(Data records)
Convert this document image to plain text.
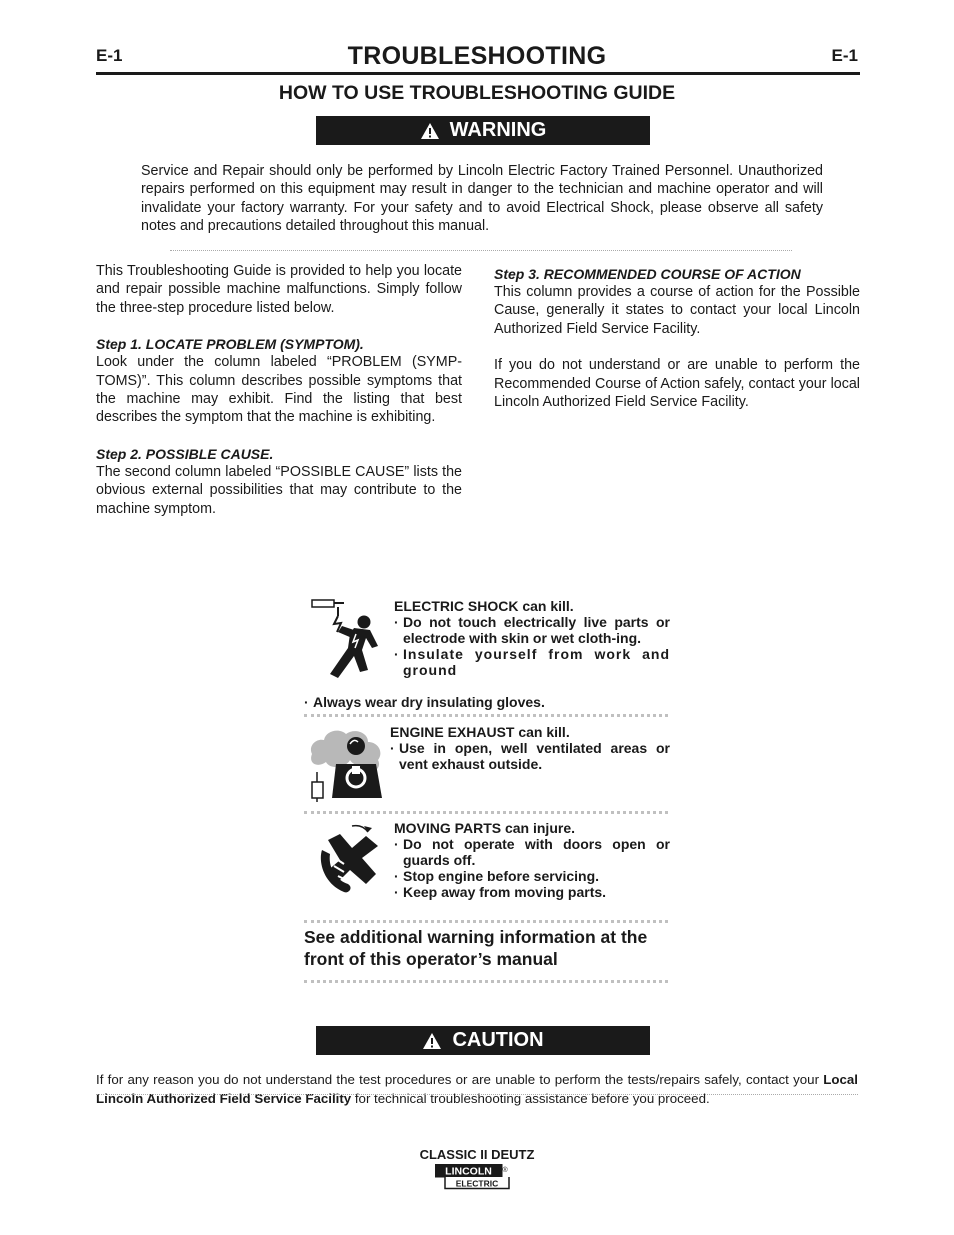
E-1	TROUBLESHOOTING	E-1
HOW TO USE TROUBLESHOOTING GUIDE
WARNING

Service and Repair should only be performed by Lincoln Electric Factory Trained Personnel. Unauthorized repairs performed on this equipment may result in danger to the technician and machine operator and will invalidate your factory warranty. For your safety and to avoid Electrical Shock, please observe all safety notes and precautions detailed throughout this manual.

This Troubleshooting Guide is provided to help you locate and repair possible machine malfunctions. Simply follow the three-step procedure listed below.

Step 1. LOCATE PROBLEM (SYMPTOM).

Look under the column labeled “PROBLEM (SYMP-TOMS)”. This column describes possible symptoms that the machine may exhibit. Find the listing that best describes the symptom that the machine is exhibiting.

Step 2. POSSIBLE CAUSE.

The second column labeled “POSSIBLE CAUSE” lists the obvious external possibilities that may contribute to the machine symptom.

Step 3. RECOMMENDED COURSE OF ACTION

This column provides a course of action for the Possible Cause, generally it states to contact your local Lincoln Authorized Field Service Facility.

If you do not understand or are unable to perform the Recommended Course of Action safely, contact your local Lincoln Authorized Field Service Facility.

ELECTRIC SHOCK can kill.
· Do not touch electrically live parts or electrode with skin or wet cloth-ing.
· Insulate yourself from work and ground
· Always wear dry insulating gloves.
ENGINE EXHAUST can kill.
· Use in open, well ventilated areas or vent exhaust outside.
MOVING PARTS can injure.
· Do not operate with doors open or guards off.
· Stop engine before servicing.
· Keep away from moving parts.
See additional warning information at the front of this operator’s manual
CAUTION

If for any reason you do not understand the test procedures or are unable to perform the tests/repairs safely, contact your Local Lincoln Authorized Field Service Facility for technical troubleshooting assistance before you proceed.

CLASSIC II DEUTZ
LINCOLN
ELECTRIC
®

- CHALLENGE -
Report each line in the data that holds the word "with".

- SOLUTION -
· Do not touch electrically live parts or electrode with skin or wet cloth-ing.
· Do not operate with doors open or guards off.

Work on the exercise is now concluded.